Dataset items
=-=-=

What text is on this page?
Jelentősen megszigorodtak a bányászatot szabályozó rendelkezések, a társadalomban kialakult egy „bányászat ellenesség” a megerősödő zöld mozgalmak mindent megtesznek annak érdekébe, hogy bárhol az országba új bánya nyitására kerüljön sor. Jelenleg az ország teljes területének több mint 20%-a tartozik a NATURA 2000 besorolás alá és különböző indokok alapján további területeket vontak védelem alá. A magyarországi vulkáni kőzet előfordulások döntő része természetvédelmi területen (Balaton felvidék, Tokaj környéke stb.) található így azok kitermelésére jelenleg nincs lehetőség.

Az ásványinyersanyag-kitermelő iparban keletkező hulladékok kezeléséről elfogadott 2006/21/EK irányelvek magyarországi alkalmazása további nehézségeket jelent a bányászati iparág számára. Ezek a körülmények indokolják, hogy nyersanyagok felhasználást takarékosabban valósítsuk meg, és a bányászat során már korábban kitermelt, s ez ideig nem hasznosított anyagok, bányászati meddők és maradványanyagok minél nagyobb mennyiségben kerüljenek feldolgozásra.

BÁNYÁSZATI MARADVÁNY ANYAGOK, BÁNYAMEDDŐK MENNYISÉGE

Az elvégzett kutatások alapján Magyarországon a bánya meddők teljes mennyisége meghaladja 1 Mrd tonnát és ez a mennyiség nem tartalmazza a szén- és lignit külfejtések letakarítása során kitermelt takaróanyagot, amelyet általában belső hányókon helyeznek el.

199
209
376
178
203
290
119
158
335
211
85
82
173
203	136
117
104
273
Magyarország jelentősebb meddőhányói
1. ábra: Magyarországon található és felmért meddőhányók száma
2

=-=-=

## Work to complete
Set down the listing in full, keeping every word exactly as it is.

## Result for this task
What text is on this page?
Jelentősen megszigorodtak a bányászatot szabályozó rendelkezések, a társadalomban kialakult egy „bányászat ellenesség” a megerősödő zöld mozgalmak mindent megtesznek annak érdekébe, hogy bárhol az országba új bánya nyitására kerüljön sor. Jelenleg az ország teljes területének több mint 20%-a tartozik a NATURA 2000 besorolás alá és különböző indokok alapján további területeket vontak védelem alá. A magyarországi vulkáni kőzet előfordulások döntő része természetvédelmi területen (Balaton felvidék, Tokaj környéke stb.) található így azok kitermelésére jelenleg nincs lehetőség.

Az ásványinyersanyag-kitermelő iparban keletkező hulladékok kezeléséről elfogadott 2006/21/EK irányelvek magyarországi alkalmazása további nehézségeket jelent a bányászati iparág számára. Ezek a körülmények indokolják, hogy nyersanyagok felhasználást takarékosabban valósítsuk meg, és a bányászat során már korábban kitermelt, s ez ideig nem hasznosított anyagok, bányászati meddők és maradványanyagok minél nagyobb mennyiségben kerüljenek feldolgozásra.

BÁNYÁSZATI MARADVÁNY ANYAGOK, BÁNYAMEDDŐK MENNYISÉGE

Az elvégzett kutatások alapján Magyarországon a bánya meddők teljes mennyisége meghaladja 1 Mrd tonnát és ez a mennyiség nem tartalmazza a szén- és lignit külfejtések letakarítása során kitermelt takaróanyagot, amelyet általában belső hányókon helyeznek el.

199
209
376
178
203
290
119
158
335
211
85
82
173
203	136
117
104
273
Magyarország jelentősebb meddőhányói
1. ábra: Magyarországon található és felmért meddőhányók száma
2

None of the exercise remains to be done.